**THE PROBLEM**
Every line below that holds the string "kablowego" should be copied out.

**PROVIDED MATERIAL**

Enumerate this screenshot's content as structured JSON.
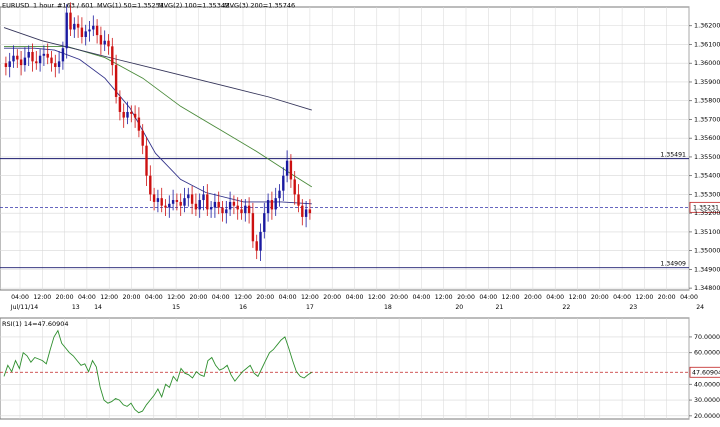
{
  "header": {
    "symbol": "EURUSD",
    "timeframe": "1 hour",
    "bars": "#163 / 601",
    "mva1": "MVG(1) 50=1.35251",
    "mva2": "MVG(2) 100=1.35342",
    "mva3": "MVG(3) 200=1.35746"
  },
  "rsi_header": "RSI(1) 14=47.60904",
  "colors": {
    "bull": "#1a1aa0",
    "bear": "#cc1010",
    "ma50": "#33338a",
    "ma100": "#4a8a3a",
    "ma200": "#35355a",
    "rsi": "#2f8f2f",
    "hline": "#1a1a6e",
    "dash_current": "#3333aa",
    "dash_rsi": "#c02020",
    "grid": "#d7d7d7"
  },
  "chart_data": [
    {
      "type": "candlestick",
      "title": "EURUSD , 1 hour",
      "ylim": [
        1.3479,
        1.363
      ],
      "y_ticks": [
        "1.36200",
        "1.36100",
        "1.36000",
        "1.35900",
        "1.35800",
        "1.35700",
        "1.35600",
        "1.35500",
        "1.35400",
        "1.35300",
        "1.35200",
        "1.35100",
        "1.35000",
        "1.34900",
        "1.34800"
      ],
      "x_time_ticks": [
        "04:00",
        "12:00",
        "20:00",
        "04:00",
        "12:00",
        "20:00",
        "04:00",
        "12:00",
        "20:00",
        "04:00",
        "12:00",
        "20:00",
        "04:00",
        "12:00",
        "20:00",
        "04:00",
        "12:00",
        "20:00",
        "04:00",
        "12:00",
        "20:00",
        "04:00",
        "12:00",
        "20:00",
        "04:00",
        "12:00",
        "20:00",
        "04:00",
        "12:00",
        "20:00",
        "04:00"
      ],
      "x_day_ticks": [
        "Jul/11/14",
        "13",
        "14",
        "15",
        "16",
        "17",
        "18",
        "20",
        "21",
        "22",
        "23",
        "24"
      ],
      "close_series": [
        1.3598,
        1.3601,
        1.3604,
        1.3602,
        1.3599,
        1.3603,
        1.3606,
        1.3601,
        1.36,
        1.3604,
        1.3605,
        1.3603,
        1.36,
        1.3598,
        1.3601,
        1.3608,
        1.3627,
        1.3618,
        1.3621,
        1.3619,
        1.3614,
        1.3617,
        1.3618,
        1.362,
        1.3615,
        1.361,
        1.3612,
        1.3609,
        1.3599,
        1.3582,
        1.3574,
        1.3571,
        1.3574,
        1.3573,
        1.3571,
        1.3564,
        1.3556,
        1.354,
        1.353,
        1.3526,
        1.3528,
        1.3524,
        1.3523,
        1.3525,
        1.3527,
        1.3526,
        1.3524,
        1.3528,
        1.353,
        1.3525,
        1.3522,
        1.3527,
        1.353,
        1.3522,
        1.3523,
        1.3526,
        1.3523,
        1.352,
        1.3522,
        1.3526,
        1.3524,
        1.3522,
        1.352,
        1.3524,
        1.352,
        1.3505,
        1.35,
        1.351,
        1.352,
        1.3527,
        1.3522,
        1.3528,
        1.3532,
        1.354,
        1.3548,
        1.3538,
        1.353,
        1.3524,
        1.3518,
        1.3522,
        1.352
      ],
      "levels": [
        {
          "label": "1.35491",
          "value": 1.35491
        },
        {
          "label": "1.34909",
          "value": 1.34909
        }
      ],
      "current_level": {
        "label": "1.35231",
        "value": 1.35231
      },
      "moving_averages": [
        {
          "name": "MVG(1) 50",
          "points": [
            [
              0,
              1.3608
            ],
            [
              12,
              1.3608
            ],
            [
              20,
              1.3607
            ],
            [
              30,
              1.3602
            ],
            [
              40,
              1.3592
            ],
            [
              50,
              1.3576
            ],
            [
              60,
              1.3552
            ],
            [
              70,
              1.3538
            ],
            [
              80,
              1.3531
            ],
            [
              95,
              1.3526
            ],
            [
              110,
              1.3526
            ],
            [
              122,
              1.3525
            ]
          ]
        },
        {
          "name": "MVG(2) 100",
          "points": [
            [
              0,
              1.3609
            ],
            [
              12,
              1.3609
            ],
            [
              25,
              1.3609
            ],
            [
              40,
              1.3603
            ],
            [
              55,
              1.3592
            ],
            [
              70,
              1.3577
            ],
            [
              85,
              1.3565
            ],
            [
              100,
              1.3553
            ],
            [
              115,
              1.354
            ],
            [
              122,
              1.3534
            ]
          ]
        },
        {
          "name": "MVG(3) 200",
          "points": [
            [
              0,
              1.3619
            ],
            [
              15,
              1.3612
            ],
            [
              30,
              1.3607
            ],
            [
              45,
              1.3602
            ],
            [
              60,
              1.3597
            ],
            [
              75,
              1.3592
            ],
            [
              90,
              1.3587
            ],
            [
              105,
              1.3582
            ],
            [
              122,
              1.3575
            ]
          ]
        }
      ],
      "grid": true
    },
    {
      "type": "line",
      "title": "RSI(1) 14=47.60904",
      "ylim": [
        18,
        82
      ],
      "y_ticks": [
        "70.00000",
        "60.00000",
        "40.00000",
        "30.00000",
        "20.00000"
      ],
      "current_level": {
        "label": "47.60904",
        "value": 47.60904
      },
      "series": [
        {
          "values": [
            45,
            52,
            48,
            55,
            50,
            60,
            58,
            54,
            57,
            56,
            55,
            53,
            62,
            70,
            74,
            66,
            63,
            60,
            58,
            55,
            52,
            53,
            48,
            55,
            51,
            38,
            30,
            28,
            29,
            31,
            30,
            27,
            26,
            28,
            24,
            22,
            23,
            27,
            30,
            33,
            37,
            32,
            40,
            38,
            45,
            42,
            50,
            47,
            46,
            44,
            48,
            46,
            45,
            55,
            57,
            52,
            49,
            50,
            52,
            46,
            42,
            45,
            48,
            50,
            52,
            47,
            45,
            50,
            55,
            60,
            62,
            65,
            68,
            70,
            63,
            55,
            48,
            45,
            44,
            46,
            47.6
          ]
        }
      ],
      "grid": true
    }
  ]
}
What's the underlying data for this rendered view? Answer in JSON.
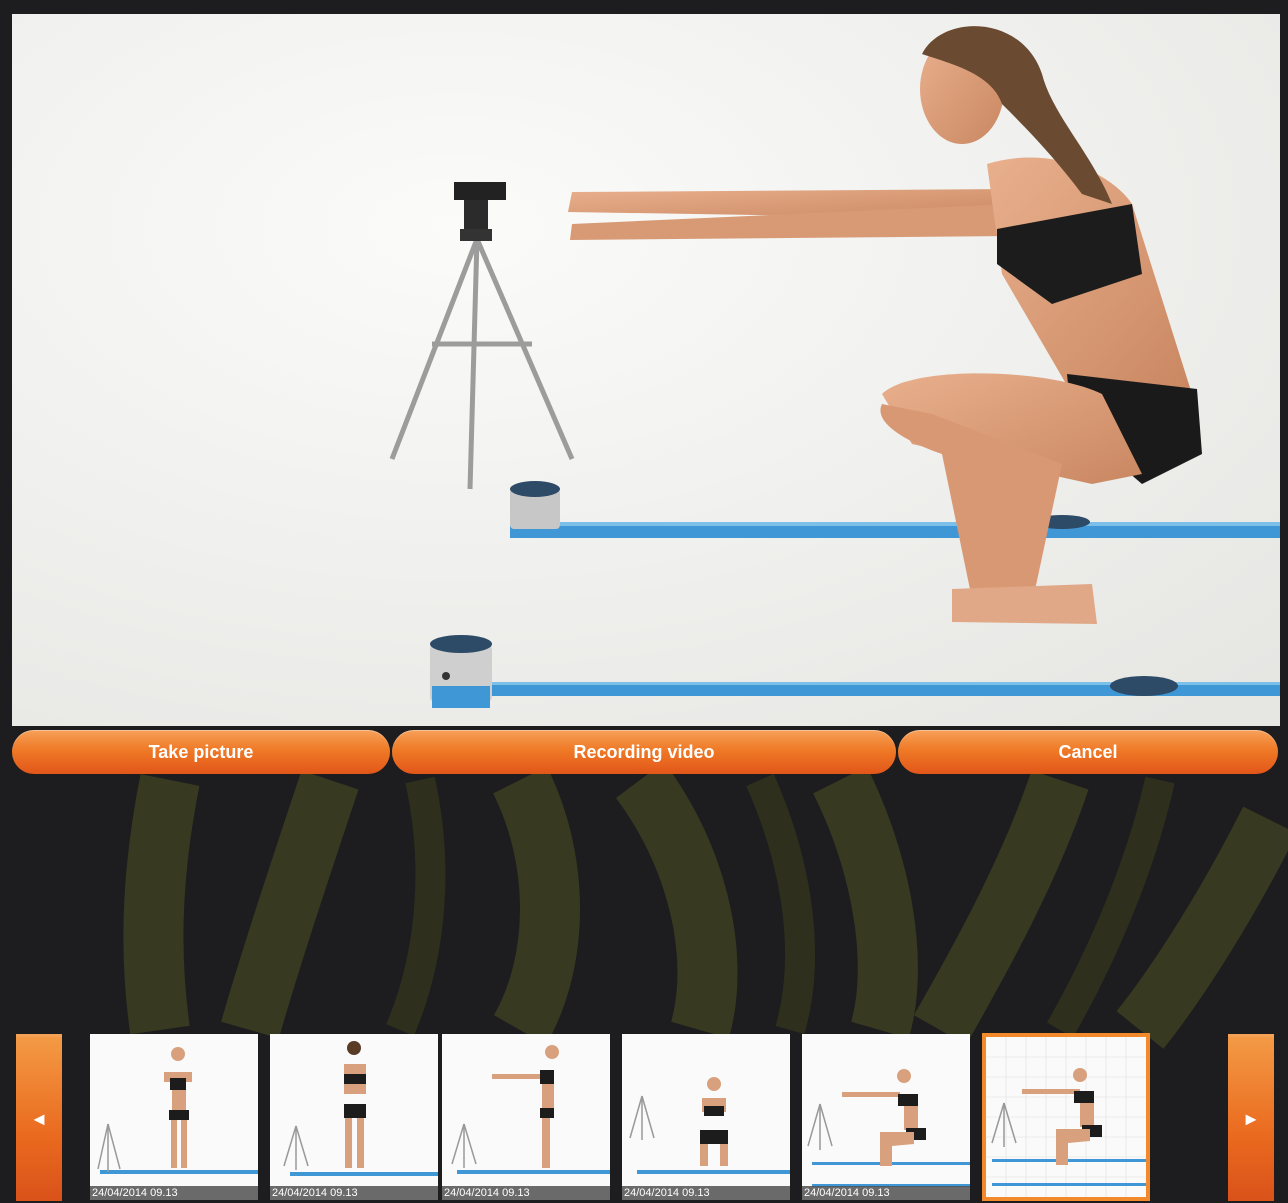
{
  "actions": {
    "take_picture": "Take picture",
    "recording_video": "Recording video",
    "cancel": "Cancel"
  },
  "navigation": {
    "prev_icon": "triangle-left-icon",
    "prev_glyph": "◄",
    "next_icon": "triangle-right-icon",
    "next_glyph": "►"
  },
  "thumbnails": [
    {
      "timestamp": "24/04/2014 09.13",
      "pose": "front-standing"
    },
    {
      "timestamp": "24/04/2014 09.13",
      "pose": "back-standing"
    },
    {
      "timestamp": "24/04/2014 09.13",
      "pose": "side-standing-arms-forward"
    },
    {
      "timestamp": "24/04/2014 09.13",
      "pose": "front-squat"
    },
    {
      "timestamp": "24/04/2014 09.13",
      "pose": "side-squat"
    },
    {
      "timestamp": "",
      "pose": "side-squat-selected",
      "selected": true
    }
  ],
  "colors": {
    "accent": "#ef7a26",
    "background": "#1d1d1f",
    "selection_border": "#f28a2c"
  }
}
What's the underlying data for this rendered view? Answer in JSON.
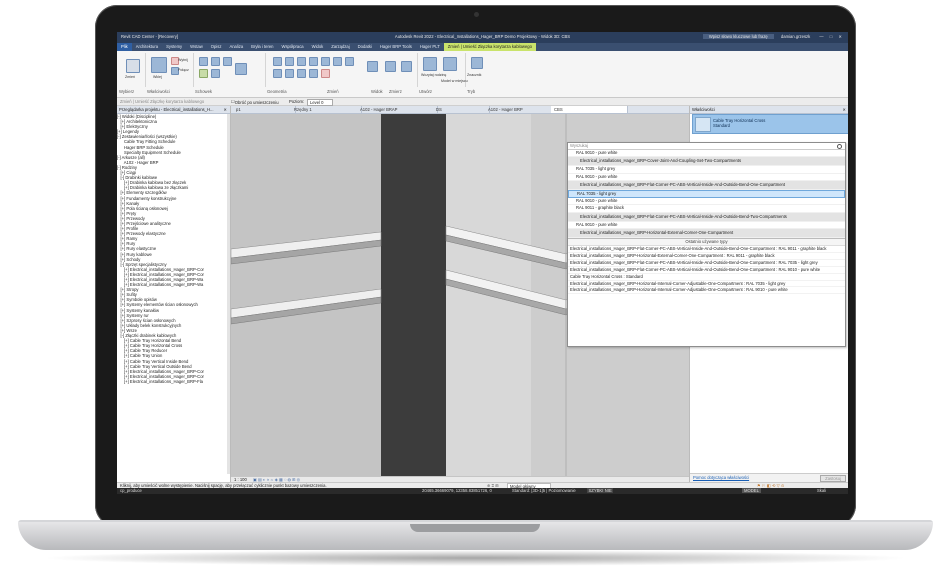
{
  "window": {
    "app_name": "Revit CAD Center - [Recovery]",
    "title": "Autodesk Revit 2022 - Electrical_Installations_Hager_BRP Demo Projektowy - Widok 3D: CBS",
    "search_hint": "Wpisz słowo kluczowe lub frazę",
    "user": "damian.grzeszk"
  },
  "ribbon_tabs": [
    "Plik",
    "Architektura",
    "Systemy",
    "Wstaw",
    "Opisz",
    "Analiza",
    "Bryła i teren",
    "Współpraca",
    "Widok",
    "Zarządzaj",
    "Dodatki",
    "Hager BRP Tools",
    "Hager PLT"
  ],
  "ribbon_context_tab": "Zmień | Umieść Złączka korytarza kablowego",
  "ribbon_groups": [
    "Wybierz",
    "Właściwości",
    "Schowek",
    "Geometria",
    "Zmień",
    "Widok",
    "Zmierz",
    "Utwórz",
    "Tryb"
  ],
  "ribbon_buttons": {
    "modify": "Zmień",
    "paste": "Wklej",
    "cut": "Wytnij",
    "join": "Połącz",
    "load_family": "Wczytaj rodzinę",
    "model_family": "Model w miejscu",
    "tag": "Znacznik"
  },
  "options_bar": {
    "left": "Zmień | Umieść Złączkę korytarza kablowego",
    "rotate_label": "Obróć po umieszczeniu",
    "level_label": "Poziom:",
    "level_value": "Level 0"
  },
  "project_browser": {
    "header": "Przeglądarka projektu - Electrical_installations_H...",
    "items": [
      "[-] Widoki (Discipline)",
      "   [+] Architektoniczna",
      "   [+] Elektryczny",
      "[+] Legendy",
      "[-] Zestawienia/Ilości (wszystkie)",
      "      Cable Tray Fitting Schedule",
      "      Hager BRP Schedule",
      "      Specialty Equipment Schedule",
      "[-] Arkusze (all)",
      "      A102 - Hager BRP",
      "[-] Rodziny",
      "   [+] Ciągi",
      "   [-] Drabinki kablowe",
      "      [+] Drabinka kablowa bez złączek",
      "      [+] Drabinka kablowa ze złączkami",
      "   [+] Elementy szczegółów",
      "   [+] Fundamenty konstrukcyjne",
      "   [+] Kanały",
      "   [+] Pola ścianą osłonowej",
      "   [+] Pręty",
      "   [+] Przewody",
      "   [+] Przejściowe analityczne",
      "   [+] Profile",
      "   [+] Przewody elastyczne",
      "   [+] Ramy",
      "   [+] Rury",
      "   [+] Rury elastyczne",
      "   [+] Rury kablowe",
      "   [+] Schody",
      "   [-] Sprzęt specjalistyczny",
      "      [+] Electrical_installations_Hager_BRP-Cor",
      "      [+] Electrical_installations_Hager_BRP-Cor",
      "      [+] Electrical_installations_Hager_BRP-Wa",
      "      [+] Electrical_installations_Hager_BRP-Wa",
      "   [+] Stropy",
      "   [+] Sufity",
      "   [+] Symbole opisów",
      "   [+] Systemy elementów ścian osłonowych",
      "   [+] Systemy kanałów",
      "   [+] Systemy rur",
      "   [+] Szprosy ścian osłonowych",
      "   [+] Układy belek konstrukcyjnych",
      "   [+] Wsze",
      "   [-] Złączki drabinek kablowych",
      "      [+] Cable Tray Horizontal Bend",
      "      [+] Cable Tray Horizontal Cross",
      "      [+] Cable Tray Reducer",
      "      [+] Cable Tray Union",
      "      [+] Cable Tray Vertical Inside Bend",
      "      [+] Cable Tray Vertical Outside Bend",
      "      [+] Electrical_installations_Hager_BRP-Cor",
      "      [+] Electrical_installations_Hager_BRP-Cor",
      "      [+] Electrical_installations_Hager_BRP-Fla"
    ]
  },
  "view_tabs": [
    "p1",
    "Rzędny 1",
    "A102 - Hager BRAP",
    "DS",
    "A102 - Hager BRP",
    "CBS"
  ],
  "properties": {
    "header": "Właściwości",
    "type_name": "Cable Tray Horizontal Cross",
    "type_sub": "Standard",
    "help_link": "Pomoc dotycząca właściwości",
    "apply": "Zastosuj"
  },
  "dropdown": {
    "search_placeholder": "Wyszukaj",
    "items": [
      {
        "text": "RAL 9010 - pure white",
        "kind": "type"
      },
      {
        "text": "Electrical_installations_Hager_BRP-Cover-Joint-And-Coupling-Set-Two-Compartments",
        "kind": "family"
      },
      {
        "text": "RAL 7035 - light grey",
        "kind": "type"
      },
      {
        "text": "RAL 9010 - pure white",
        "kind": "type"
      },
      {
        "text": "Electrical_installations_Hager_BRP-Flat-Corner-PC-ABS-Vertical-Inside-And-Outside-Bend-One-Compartment",
        "kind": "family"
      },
      {
        "text": "RAL 7035 - light grey",
        "kind": "selected"
      },
      {
        "text": "RAL 9010 - pure white",
        "kind": "type"
      },
      {
        "text": "RAL 9011 - graphite black",
        "kind": "type"
      },
      {
        "text": "Electrical_installations_Hager_BRP-Flat-Corner-PC-ABS-Vertical-Inside-And-Outside-Bend-Two-Compartments",
        "kind": "family"
      },
      {
        "text": "RAL 9010 - pure white",
        "kind": "type"
      },
      {
        "text": "Electrical_installations_Hager_BRP-Horizontal-External-Corner-One-Compartment",
        "kind": "family"
      }
    ],
    "recent_header": "Ostatnio używane typy",
    "recent": [
      "Electrical_installations_Hager_BRP-Flat-Corner-PC-ABS-Vertical-Inside-And-Outside-Bend-One-Compartment : RAL 9011 - graphite black",
      "Electrical_installations_Hager_BRP-Horizontal-External-Corner-One-Compartment : RAL 9011 - graphite black",
      "Electrical_installations_Hager_BRP-Flat-Corner-PC-ABS-Vertical-Inside-And-Outside-Bend-One-Compartment : RAL 7035 - light grey",
      "Electrical_installations_Hager_BRP-Flat-Corner-PC-ABS-Vertical-Inside-And-Outside-Bend-One-Compartment : RAL 9010 - pure white",
      "Cable Tray Horizontal Cross : Standard",
      "Electrical_installations_Hager_BRP-Horizontal-Internal-Corner-Adjustable-One-Compartment : RAL 7035 - light grey",
      "Electrical_installations_Hager_BRP-Horizontal-Internal-Corner-Adjustable-One-Compartment : RAL 9010 - pure white"
    ]
  },
  "view_control_bar": {
    "scale": "1 : 100"
  },
  "status": {
    "left": "Kliknij, aby umieścić wolne występienie. Naciśnij spację, aby przełączać cyklicznie punkt bazowy umieszczenia.",
    "model": "Model główny",
    "coords": "20465.36669079, 12358.83851726, 0",
    "standard": "Standard: [3D-1]5 | Poziomowanie",
    "mode": "MODEL",
    "scale_mode": "Skali"
  },
  "cmd": {
    "line": "cp_produce"
  },
  "colors": {
    "accent": "#2b3e5c",
    "context_tab": "#c9e36b",
    "selection": "#cfe6fb",
    "type_selector": "#9bc4ea"
  }
}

**PROBLEM SOLUTION**
  "ribbon_context_tab": "Zmień | Umieść Złączka korytarza kablowego",
    "left": "Zmień | Umieść Złączkę korytarza kablowego",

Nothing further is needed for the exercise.